[Dataset records]
╭──

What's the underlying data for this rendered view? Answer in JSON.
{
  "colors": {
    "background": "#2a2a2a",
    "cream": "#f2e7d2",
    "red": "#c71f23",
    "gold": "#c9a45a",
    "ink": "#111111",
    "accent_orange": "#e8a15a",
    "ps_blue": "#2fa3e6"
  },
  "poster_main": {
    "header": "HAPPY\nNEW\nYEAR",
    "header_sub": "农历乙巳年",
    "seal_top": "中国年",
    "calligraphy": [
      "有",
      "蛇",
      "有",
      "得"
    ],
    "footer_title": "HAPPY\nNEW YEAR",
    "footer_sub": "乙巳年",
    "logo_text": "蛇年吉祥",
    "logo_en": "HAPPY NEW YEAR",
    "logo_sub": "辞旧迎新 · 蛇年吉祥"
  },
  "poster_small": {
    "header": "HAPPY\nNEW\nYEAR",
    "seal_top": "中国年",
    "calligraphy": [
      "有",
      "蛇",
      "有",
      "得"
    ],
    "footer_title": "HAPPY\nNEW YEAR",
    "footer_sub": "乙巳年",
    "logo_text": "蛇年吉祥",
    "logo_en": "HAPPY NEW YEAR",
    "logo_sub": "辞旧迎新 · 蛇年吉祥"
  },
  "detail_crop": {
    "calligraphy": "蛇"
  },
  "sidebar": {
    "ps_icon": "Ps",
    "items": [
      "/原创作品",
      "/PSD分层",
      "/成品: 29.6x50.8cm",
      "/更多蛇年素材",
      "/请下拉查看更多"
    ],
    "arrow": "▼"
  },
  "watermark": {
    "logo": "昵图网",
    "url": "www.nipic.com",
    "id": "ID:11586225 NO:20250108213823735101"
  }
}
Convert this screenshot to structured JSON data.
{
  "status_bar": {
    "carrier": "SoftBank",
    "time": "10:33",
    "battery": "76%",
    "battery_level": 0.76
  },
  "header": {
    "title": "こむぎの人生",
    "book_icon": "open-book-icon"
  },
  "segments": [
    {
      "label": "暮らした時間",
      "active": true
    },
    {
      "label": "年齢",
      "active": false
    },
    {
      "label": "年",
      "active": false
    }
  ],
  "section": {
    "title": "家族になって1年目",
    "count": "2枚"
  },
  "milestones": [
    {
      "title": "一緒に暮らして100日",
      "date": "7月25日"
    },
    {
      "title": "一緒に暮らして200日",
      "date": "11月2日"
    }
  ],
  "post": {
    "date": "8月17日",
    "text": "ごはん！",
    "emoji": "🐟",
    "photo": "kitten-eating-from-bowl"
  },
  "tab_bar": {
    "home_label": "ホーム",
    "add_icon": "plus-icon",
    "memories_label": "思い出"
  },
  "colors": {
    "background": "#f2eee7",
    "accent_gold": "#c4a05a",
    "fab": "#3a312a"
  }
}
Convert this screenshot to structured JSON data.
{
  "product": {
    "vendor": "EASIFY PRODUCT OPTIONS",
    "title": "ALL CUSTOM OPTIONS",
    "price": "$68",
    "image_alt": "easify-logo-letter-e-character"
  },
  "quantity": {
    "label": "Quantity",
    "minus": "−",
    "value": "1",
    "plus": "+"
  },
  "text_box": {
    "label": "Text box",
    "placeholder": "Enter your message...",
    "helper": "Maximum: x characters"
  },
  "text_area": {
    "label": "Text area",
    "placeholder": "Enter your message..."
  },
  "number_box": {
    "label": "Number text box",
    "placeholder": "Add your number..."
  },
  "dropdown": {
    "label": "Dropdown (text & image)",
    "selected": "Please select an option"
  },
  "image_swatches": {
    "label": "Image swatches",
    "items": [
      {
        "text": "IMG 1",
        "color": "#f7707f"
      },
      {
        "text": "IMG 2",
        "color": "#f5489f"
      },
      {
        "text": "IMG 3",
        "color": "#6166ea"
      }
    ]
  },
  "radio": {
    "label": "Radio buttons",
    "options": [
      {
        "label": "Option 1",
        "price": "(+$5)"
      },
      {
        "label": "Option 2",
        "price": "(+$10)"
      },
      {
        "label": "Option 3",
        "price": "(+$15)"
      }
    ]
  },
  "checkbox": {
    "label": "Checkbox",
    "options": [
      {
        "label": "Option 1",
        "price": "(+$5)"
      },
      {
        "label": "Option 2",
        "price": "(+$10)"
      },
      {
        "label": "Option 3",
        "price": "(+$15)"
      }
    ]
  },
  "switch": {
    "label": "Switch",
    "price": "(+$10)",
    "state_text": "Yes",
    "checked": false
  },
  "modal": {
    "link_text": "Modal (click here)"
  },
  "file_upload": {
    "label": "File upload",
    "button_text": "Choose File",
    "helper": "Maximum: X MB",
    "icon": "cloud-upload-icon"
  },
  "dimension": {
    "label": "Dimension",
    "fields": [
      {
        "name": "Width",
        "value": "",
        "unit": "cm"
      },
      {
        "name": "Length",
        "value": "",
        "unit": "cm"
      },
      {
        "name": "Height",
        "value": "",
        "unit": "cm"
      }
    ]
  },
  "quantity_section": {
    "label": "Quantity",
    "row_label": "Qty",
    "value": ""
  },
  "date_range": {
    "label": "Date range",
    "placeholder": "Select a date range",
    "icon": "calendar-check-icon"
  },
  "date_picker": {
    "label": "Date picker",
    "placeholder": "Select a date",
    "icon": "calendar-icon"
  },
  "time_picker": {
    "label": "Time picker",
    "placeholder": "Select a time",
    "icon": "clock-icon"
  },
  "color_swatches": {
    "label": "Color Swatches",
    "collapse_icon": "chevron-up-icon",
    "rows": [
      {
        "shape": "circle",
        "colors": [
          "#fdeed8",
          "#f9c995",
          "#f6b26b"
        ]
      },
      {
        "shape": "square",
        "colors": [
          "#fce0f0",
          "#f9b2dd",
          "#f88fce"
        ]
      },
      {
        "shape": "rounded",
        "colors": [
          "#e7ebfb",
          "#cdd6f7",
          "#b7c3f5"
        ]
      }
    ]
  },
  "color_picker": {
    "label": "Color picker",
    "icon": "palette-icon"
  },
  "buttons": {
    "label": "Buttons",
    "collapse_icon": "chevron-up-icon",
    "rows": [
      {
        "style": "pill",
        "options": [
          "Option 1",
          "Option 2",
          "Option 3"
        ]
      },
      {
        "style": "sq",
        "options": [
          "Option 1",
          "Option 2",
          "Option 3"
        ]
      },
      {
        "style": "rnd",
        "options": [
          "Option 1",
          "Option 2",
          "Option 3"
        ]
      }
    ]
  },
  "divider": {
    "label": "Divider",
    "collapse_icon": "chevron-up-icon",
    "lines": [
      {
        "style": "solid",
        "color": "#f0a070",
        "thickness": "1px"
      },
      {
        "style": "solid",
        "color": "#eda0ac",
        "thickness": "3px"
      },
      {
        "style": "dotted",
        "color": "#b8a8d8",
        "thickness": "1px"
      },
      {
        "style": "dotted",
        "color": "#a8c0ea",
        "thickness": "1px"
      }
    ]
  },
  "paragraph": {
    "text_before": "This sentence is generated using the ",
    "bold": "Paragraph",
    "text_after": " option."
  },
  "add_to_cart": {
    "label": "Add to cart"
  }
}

╰──

**Task**
Copy out every entry again, exactly as it was given.

**Correct output**
What's the underlying data for this rendered view? Answer in JSON.
{
  "colors": {
    "background": "#2a2a2a",
    "cream": "#f2e7d2",
    "red": "#c71f23",
    "gold": "#c9a45a",
    "ink": "#111111",
    "accent_orange": "#e8a15a",
    "ps_blue": "#2fa3e6"
  },
  "poster_main": {
    "header": "HAPPY\nNEW\nYEAR",
    "header_sub": "农历乙巳年",
    "seal_top": "中国年",
    "calligraphy": [
      "有",
      "蛇",
      "有",
      "得"
    ],
    "footer_title": "HAPPY\nNEW YEAR",
    "footer_sub": "乙巳年",
    "logo_text": "蛇年吉祥",
    "logo_en": "HAPPY NEW YEAR",
    "logo_sub": "辞旧迎新 · 蛇年吉祥"
  },
  "poster_small": {
    "header": "HAPPY\nNEW\nYEAR",
    "seal_top": "中国年",
    "calligraphy": [
      "有",
      "蛇",
      "有",
      "得"
    ],
    "footer_title": "HAPPY\nNEW YEAR",
    "footer_sub": "乙巳年",
    "logo_text": "蛇年吉祥",
    "logo_en": "HAPPY NEW YEAR",
    "logo_sub": "辞旧迎新 · 蛇年吉祥"
  },
  "detail_crop": {
    "calligraphy": "蛇"
  },
  "sidebar": {
    "ps_icon": "Ps",
    "items": [
      "/原创作品",
      "/PSD分层",
      "/成品: 29.6x50.8cm",
      "/更多蛇年素材",
      "/请下拉查看更多"
    ],
    "arrow": "▼"
  },
  "watermark": {
    "logo": "昵图网",
    "url": "www.nipic.com",
    "id": "ID:11586225 NO:20250108213823735101"
  }
}
Convert this screenshot to structured JSON data.
{
  "status_bar": {
    "carrier": "SoftBank",
    "time": "10:33",
    "battery": "76%",
    "battery_level": 0.76
  },
  "header": {
    "title": "こむぎの人生",
    "book_icon": "open-book-icon"
  },
  "segments": [
    {
      "label": "暮らした時間",
      "active": true
    },
    {
      "label": "年齢",
      "active": false
    },
    {
      "label": "年",
      "active": false
    }
  ],
  "section": {
    "title": "家族になって1年目",
    "count": "2枚"
  },
  "milestones": [
    {
      "title": "一緒に暮らして100日",
      "date": "7月25日"
    },
    {
      "title": "一緒に暮らして200日",
      "date": "11月2日"
    }
  ],
  "post": {
    "date": "8月17日",
    "text": "ごはん！",
    "emoji": "🐟",
    "photo": "kitten-eating-from-bowl"
  },
  "tab_bar": {
    "home_label": "ホーム",
    "add_icon": "plus-icon",
    "memories_label": "思い出"
  },
  "colors": {
    "background": "#f2eee7",
    "accent_gold": "#c4a05a",
    "fab": "#3a312a"
  }
}
Convert this screenshot to structured JSON data.
{
  "product": {
    "vendor": "EASIFY PRODUCT OPTIONS",
    "title": "ALL CUSTOM OPTIONS",
    "price": "$68",
    "image_alt": "easify-logo-letter-e-character"
  },
  "quantity": {
    "label": "Quantity",
    "minus": "−",
    "value": "1",
    "plus": "+"
  },
  "text_box": {
    "label": "Text box",
    "placeholder": "Enter your message...",
    "helper": "Maximum: x characters"
  },
  "text_area": {
    "label": "Text area",
    "placeholder": "Enter your message..."
  },
  "number_box": {
    "label": "Number text box",
    "placeholder": "Add your number..."
  },
  "dropdown": {
    "label": "Dropdown (text & image)",
    "selected": "Please select an option"
  },
  "image_swatches": {
    "label": "Image swatches",
    "items": [
      {
        "text": "IMG 1",
        "color": "#f7707f"
      },
      {
        "text": "IMG 2",
        "color": "#f5489f"
      },
      {
        "text": "IMG 3",
        "color": "#6166ea"
      }
    ]
  },
  "radio": {
    "label": "Radio buttons",
    "options": [
      {
        "label": "Option 1",
        "price": "(+$5)"
      },
      {
        "label": "Option 2",
        "price": "(+$10)"
      },
      {
        "label": "Option 3",
        "price": "(+$15)"
      }
    ]
  },
  "checkbox": {
    "label": "Checkbox",
    "options": [
      {
        "label": "Option 1",
        "price": "(+$5)"
      },
      {
        "label": "Option 2",
        "price": "(+$10)"
      },
      {
        "label": "Option 3",
        "price": "(+$15)"
      }
    ]
  },
  "switch": {
    "label": "Switch",
    "price": "(+$10)",
    "state_text": "Yes",
    "checked": false
  },
  "modal": {
    "link_text": "Modal (click here)"
  },
  "file_upload": {
    "label": "File upload",
    "button_text": "Choose File",
    "helper": "Maximum: X MB",
    "icon": "cloud-upload-icon"
  },
  "dimension": {
    "label": "Dimension",
    "fields": [
      {
        "name": "Width",
        "value": "",
        "unit": "cm"
      },
      {
        "name": "Length",
        "value": "",
        "unit": "cm"
      },
      {
        "name": "Height",
        "value": "",
        "unit": "cm"
      }
    ]
  },
  "quantity_section": {
    "label": "Quantity",
    "row_label": "Qty",
    "value": ""
  },
  "date_range": {
    "label": "Date range",
    "placeholder": "Select a date range",
    "icon": "calendar-check-icon"
  },
  "date_picker": {
    "label": "Date picker",
    "placeholder": "Select a date",
    "icon": "calendar-icon"
  },
  "time_picker": {
    "label": "Time picker",
    "placeholder": "Select a time",
    "icon": "clock-icon"
  },
  "color_swatches": {
    "label": "Color Swatches",
    "collapse_icon": "chevron-up-icon",
    "rows": [
      {
        "shape": "circle",
        "colors": [
          "#fdeed8",
          "#f9c995",
          "#f6b26b"
        ]
      },
      {
        "shape": "square",
        "colors": [
          "#fce0f0",
          "#f9b2dd",
          "#f88fce"
        ]
      },
      {
        "shape": "rounded",
        "colors": [
          "#e7ebfb",
          "#cdd6f7",
          "#b7c3f5"
        ]
      }
    ]
  },
  "color_picker": {
    "label": "Color picker",
    "icon": "palette-icon"
  },
  "buttons": {
    "label": "Buttons",
    "collapse_icon": "chevron-up-icon",
    "rows": [
      {
        "style": "pill",
        "options": [
          "Option 1",
          "Option 2",
          "Option 3"
        ]
      },
      {
        "style": "sq",
        "options": [
          "Option 1",
          "Option 2",
          "Option 3"
        ]
      },
      {
        "style": "rnd",
        "options": [
          "Option 1",
          "Option 2",
          "Option 3"
        ]
      }
    ]
  },
  "divider": {
    "label": "Divider",
    "collapse_icon": "chevron-up-icon",
    "lines": [
      {
        "style": "solid",
        "color": "#f0a070",
        "thickness": "1px"
      },
      {
        "style": "solid",
        "color": "#eda0ac",
        "thickness": "3px"
      },
      {
        "style": "dotted",
        "color": "#b8a8d8",
        "thickness": "1px"
      },
      {
        "style": "dotted",
        "color": "#a8c0ea",
        "thickness": "1px"
      }
    ]
  },
  "paragraph": {
    "text_before": "This sentence is generated using the ",
    "bold": "Paragraph",
    "text_after": " option."
  },
  "add_to_cart": {
    "label": "Add to cart"
  }
}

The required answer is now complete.